▶ GOAL OF THE EXERCISE:
Select all lines with the string "印度孟買" in them, and copy those lines.
::::
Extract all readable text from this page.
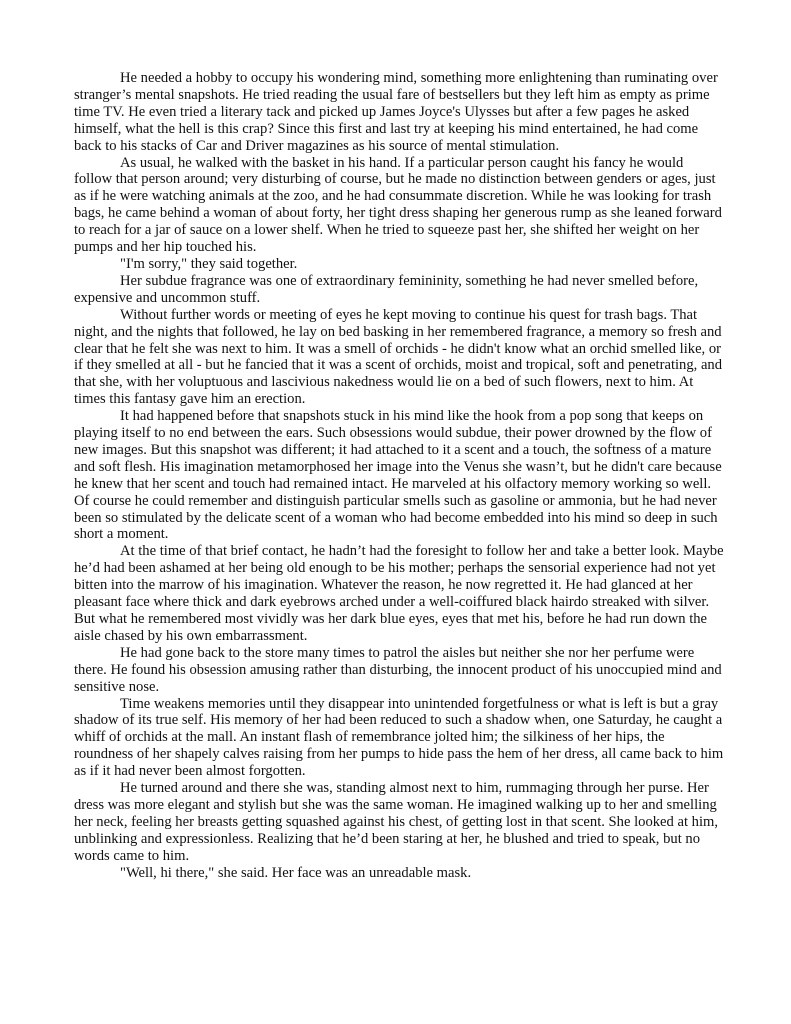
He needed a hobby to occupy his wondering mind, something more enlightening than ruminating over stranger’s mental snapshots. He tried reading the usual fare of bestsellers but they left him as empty as prime time TV. He even tried a literary tack and picked up James Joyce's Ulysses but after a few pages he asked himself, what the hell is this crap? Since this first and last try at keeping his mind entertained, he had come back to his stacks of Car and Driver magazines as his source of mental stimulation.

As usual, he walked with the basket in his hand. If a particular person caught his fancy he would follow that person around; very disturbing of course, but he made no distinction between genders or ages, just as if he were watching animals at the zoo, and he had consummate discretion. While he was looking for trash bags, he came behind a woman of about forty, her tight dress shaping her generous rump as she leaned forward to reach for a jar of sauce on a lower shelf. When he tried to squeeze past her, she shifted her weight on her pumps and her hip touched his.

"I'm sorry," they said together.

Her subdue fragrance was one of extraordinary femininity, something he had never smelled before, expensive and uncommon stuff.

Without further words or meeting of eyes he kept moving to continue his quest for trash bags. That night, and the nights that followed, he lay on bed basking in her remembered fragrance, a memory so fresh and clear that he felt she was next to him. It was a smell of orchids - he didn't know what an orchid smelled like, or if they smelled at all - but he fancied that it was a scent of orchids, moist and tropical, soft and penetrating, and that she, with her voluptuous and lascivious nakedness would lie on a bed of such flowers, next to him. At times this fantasy gave him an erection.

It had happened before that snapshots stuck in his mind like the hook from a pop song that keeps on playing itself to no end between the ears. Such obsessions would subdue, their power drowned by the flow of new images. But this snapshot was different; it had attached to it a scent and a touch, the softness of a mature and soft flesh. His imagination metamorphosed her image into the Venus she wasn’t, but he didn't care because he knew that her scent and touch had remained intact. He marveled at his olfactory memory working so well. Of course he could remember and distinguish particular smells such as gasoline or ammonia, but he had never been so stimulated by the delicate scent of a woman who had become embedded into his mind so deep in such short a moment.

At the time of that brief contact, he hadn’t had the foresight to follow her and take a better look. Maybe he’d had been ashamed at her being old enough to be his mother; perhaps the sensorial experience had not yet bitten into the marrow of his imagination. Whatever the reason, he now regretted it. He had glanced at her pleasant face where thick and dark eyebrows arched under a well-coiffured black hairdo streaked with silver. But what he remembered most vividly was her dark blue eyes, eyes that met his, before he had run down the aisle chased by his own embarrassment.

He had gone back to the store many times to patrol the aisles but neither she nor her perfume were there. He found his obsession amusing rather than disturbing, the innocent product of his unoccupied mind and sensitive nose.

Time weakens memories until they disappear into unintended forgetfulness or what is left is but a gray shadow of its true self. His memory of her had been reduced to such a shadow when, one Saturday, he caught a whiff of orchids at the mall. An instant flash of remembrance jolted him; the silkiness of her hips, the roundness of her shapely calves raising from her pumps to hide pass the hem of her dress, all came back to him as if it had never been almost forgotten.

He turned around and there she was, standing almost next to him, rummaging through her purse. Her dress was more elegant and stylish but she was the same woman. He imagined walking up to her and smelling her neck, feeling her breasts getting squashed against his chest, of getting lost in that scent. She looked at him, unblinking and expressionless. Realizing that he’d been staring at her, he blushed and tried to speak, but no words came to him.

"Well, hi there," she said. Her face was an unreadable mask.
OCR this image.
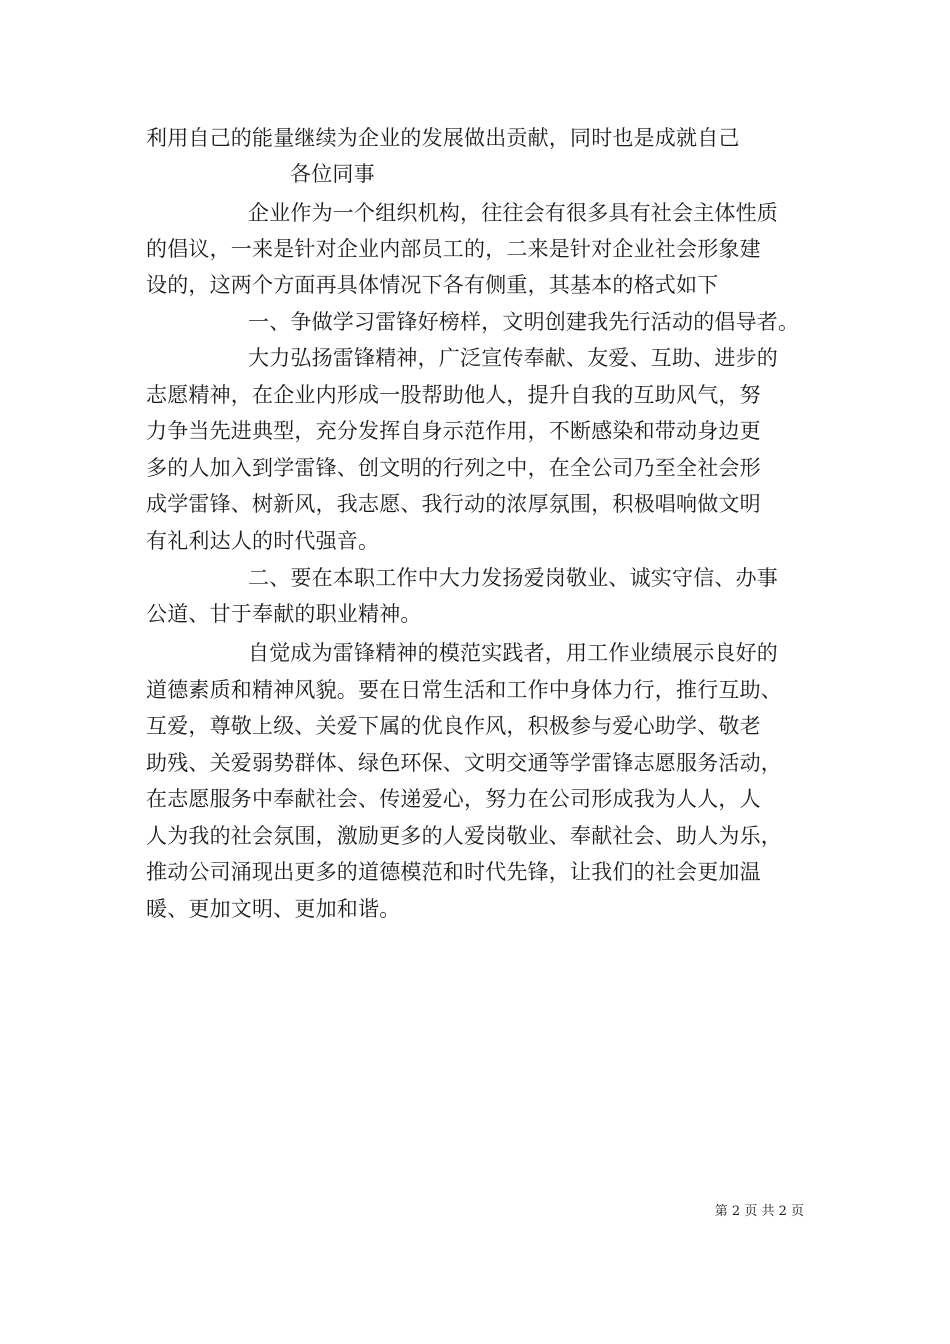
利用自己的能量继续为企业的发展做出贡献，同时也是成就自己
各位同事
企业作为一个组织机构，往往会有很多具有社会主体性质
的倡议，一来是针对企业内部员工的，二来是针对企业社会形象建
设的，这两个方面再具体情况下各有侧重，其基本的格式如下
一、争做学习雷锋好榜样，文明创建我先行活动的倡导者。
大力弘扬雷锋精神，广泛宣传奉献、友爱、互助、进步的
志愿精神，在企业内形成一股帮助他人，提升自我的互助风气，努
力争当先进典型，充分发挥自身示范作用，不断感染和带动身边更
多的人加入到学雷锋、创文明的行列之中，在全公司乃至全社会形
成学雷锋、树新风，我志愿、我行动的浓厚氛围，积极唱响做文明
有礼利达人的时代强音。
二、要在本职工作中大力发扬爱岗敬业、诚实守信、办事
公道、甘于奉献的职业精神。
自觉成为雷锋精神的模范实践者，用工作业绩展示良好的
道德素质和精神风貌。要在日常生活和工作中身体力行，推行互助、
互爱，尊敬上级、关爱下属的优良作风，积极参与爱心助学、敬老
助残、关爱弱势群体、绿色环保、文明交通等学雷锋志愿服务活动，
在志愿服务中奉献社会、传递爱心，努力在公司形成我为人人，人
人为我的社会氛围，激励更多的人爱岗敬业、奉献社会、助人为乐，
推动公司涌现出更多的道德模范和时代先锋，让我们的社会更加温
暖、更加文明、更加和谐。
第 2 页 共 2 页
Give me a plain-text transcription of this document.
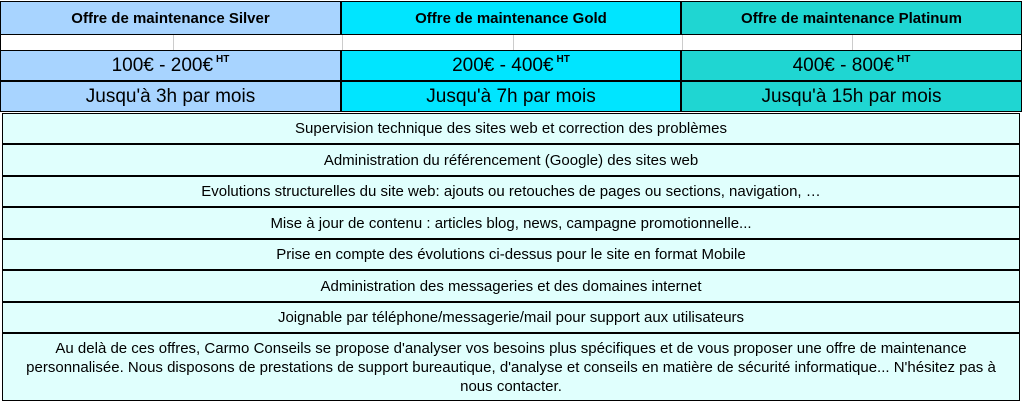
Offre de maintenance Silver	Offre de maintenance Gold	Offre de maintenance Platinum
100€ - 200€ $^{HT}$	200€ - 400€ $^{HT}$	400€ - 800€ $^{HT}$
Jusqu'à 3h par mois	Jusqu'à 7h par mois	Jusqu'à 15h par mois
Supervision technique des sites web et correction des problèmes
Administration du référencement (Google) des sites web
Evolutions structurelles du site web: ajouts ou retouches de pages ou sections, navigation, …
Mise à jour de contenu : articles blog, news, campagne promotionnelle...
Prise en compte des évolutions ci-dessus pour le site en format Mobile
Administration des messageries et des domaines internet
Joignable par téléphone/messagerie/mail pour support aux utilisateurs
Au delà de ces offres, Carmo Conseils se propose d'analyser vos besoins plus spécifiques et de vous proposer une offre de maintenance personnalisée. Nous disposons de prestations de support bureautique, d'analyse et conseils en matière de sécurité informatique... N'hésitez pas à nous contacter.
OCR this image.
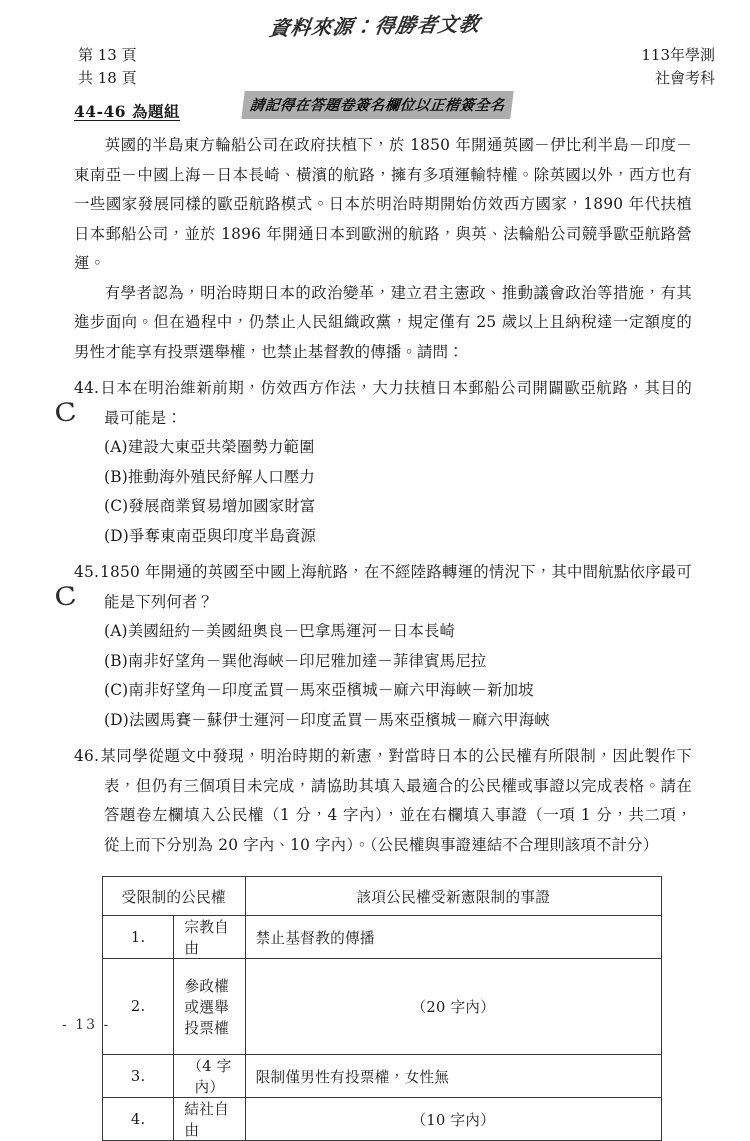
資料來源：得勝者文教
第 13 頁
共 18 頁
113年學測
社會考科
請記得在答題卷簽名欄位以正楷簽全名
44-46 為題組

英國的半島東方輪船公司在政府扶植下，於 1850 年開通英國－伊比利半島－印度－東南亞－中國上海－日本長崎、橫濱的航路，擁有多項運輸特權。除英國以外，西方也有一些國家發展同樣的歐亞航路模式。日本於明治時期開始仿效西方國家，1890 年代扶植日本郵船公司，並於 1896 年開通日本到歐洲的航路，與英、法輪船公司競爭歐亞航路營運。

有學者認為，明治時期日本的政治變革，建立君主憲政、推動議會政治等措施，有其進步面向。但在過程中，仍禁止人民組織政黨，規定僅有 25 歲以上且納稅達一定額度的男性才能享有投票選舉權，也禁止基督教的傳播。請問：

C

44.日本在明治維新前期，仿效西方作法，大力扶植日本郵船公司開闢歐亞航路，其目的最可能是：

(A)建設大東亞共榮圈勢力範圍
(B)推動海外殖民紓解人口壓力
(C)發展商業貿易增加國家財富
(D)爭奪東南亞與印度半島資源
C

45.1850 年開通的英國至中國上海航路，在不經陸路轉運的情況下，其中間航點依序最可能是下列何者？

(A)美國紐約－美國紐奧良－巴拿馬運河－日本長崎
(B)南非好望角－巽他海峽－印尼雅加達－菲律賓馬尼拉
(C)南非好望角－印度孟買－馬來亞檳城－麻六甲海峽－新加坡
(D)法國馬賽－蘇伊士運河－印度孟買－馬來亞檳城－麻六甲海峽

46.某同學從題文中發現，明治時期的新憲，對當時日本的公民權有所限制，因此製作下表，但仍有三個項目未完成，請協助其填入最適合的公民權或事證以完成表格。請在答題卷左欄填入公民權（1 分，4 字內），並在右欄填入事證（一項 1 分，共二項，從上而下分別為 20 字內、10 字內）。（公民權與事證連結不合理則該項不計分）

受限制的公民權		該項公民權受新憲限制的事證
1.	宗教自由	禁止基督教的傳播
2.	參政權或選舉投票權	（20 字內）
3.	（4 字內）	限制僅男性有投票權，女性無
4.	結社自由	（10 字內）
- 13 -
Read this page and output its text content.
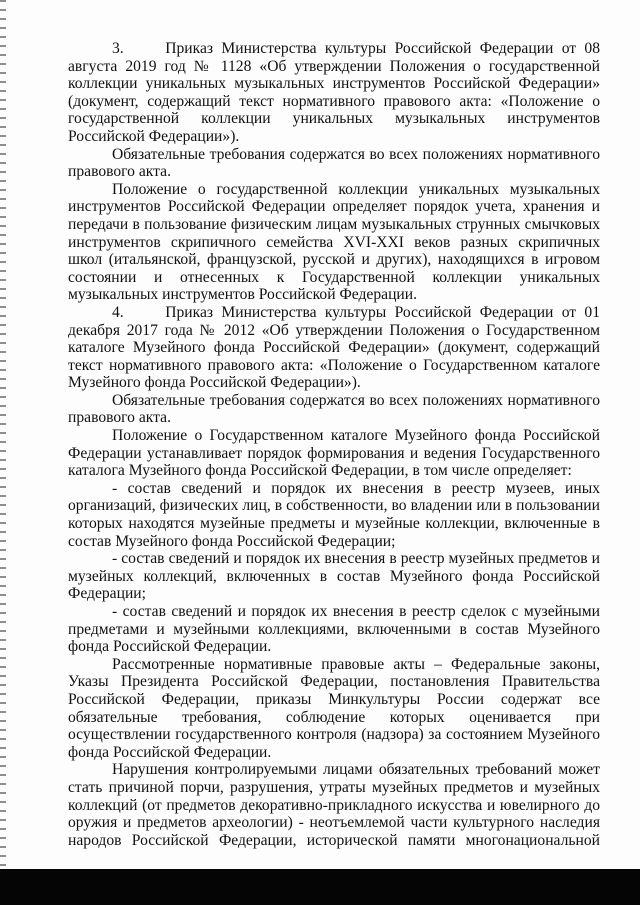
3.     Приказ Министерства культуры Российской Федерации от 08 августа 2019 год № 1128 «Об утверждении Положения о государственной коллекции уникальных музыкальных инструментов Российской Федерации» (документ, содержащий текст нормативного правового акта: «Положение о государственной коллекции уникальных музыкальных инструментов Российской Федерации»).

Обязательные требования содержатся во всех положениях нормативного правового акта.

Положение о государственной коллекции уникальных музыкальных инструментов Российской Федерации определяет порядок учета, хранения и передачи в пользование физическим лицам музыкальных струнных смычковых инструментов скрипичного семейства XVI-XXI веков разных скрипичных школ (итальянской, французской, русской и других), находящихся в игровом состоянии и отнесенных к Государственной коллекции уникальных музыкальных инструментов Российской Федерации.

4.     Приказ Министерства культуры Российской Федерации от 01 декабря 2017 года № 2012 «Об утверждении Положения о Государственном каталоге Музейного фонда Российской Федерации» (документ, содержащий текст нормативного правового акта: «Положение о Государственном каталоге Музейного фонда Российской Федерации»).

Обязательные требования содержатся во всех положениях нормативного правового акта.

Положение о Государственном каталоге Музейного фонда Российской Федерации устанавливает порядок формирования и ведения Государственного каталога Музейного фонда Российской Федерации, в том числе определяет:

- состав сведений и порядок их внесения в реестр музеев, иных организаций, физических лиц, в собственности, во владении или в пользовании которых находятся музейные предметы и музейные коллекции, включенные в состав Музейного фонда Российской Федерации;

- состав сведений и порядок их внесения в реестр музейных предметов и музейных коллекций, включенных в состав Музейного фонда Российской Федерации;

- состав сведений и порядок их внесения в реестр сделок с музейными предметами и музейными коллекциями, включенными в состав Музейного фонда Российской Федерации.

Рассмотренные нормативные правовые акты – Федеральные законы, Указы Президента Российской Федерации, постановления Правительства Российской Федерации, приказы Минкультуры России содержат все обязательные требования, соблюдение которых оценивается при осуществлении государственного контроля (надзора) за состоянием Музейного фонда Российской Федерации.

Нарушения контролируемыми лицами обязательных требований может стать причиной порчи, разрушения, утраты музейных предметов и музейных коллекций (от предметов декоративно-прикладного искусства и ювелирного до оружия и предметов археологии) - неотъемлемой части культурного наследия народов Российской Федерации, исторической памяти многонациональной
::::
▶ TASK RESPONSE:
(C)南非好望角－印度孟買－馬來亞檳城－麻六甲海峽－新加坡
(D)法國馬賽－蘇伊士運河－印度孟買－馬來亞檳城－麻六甲海峽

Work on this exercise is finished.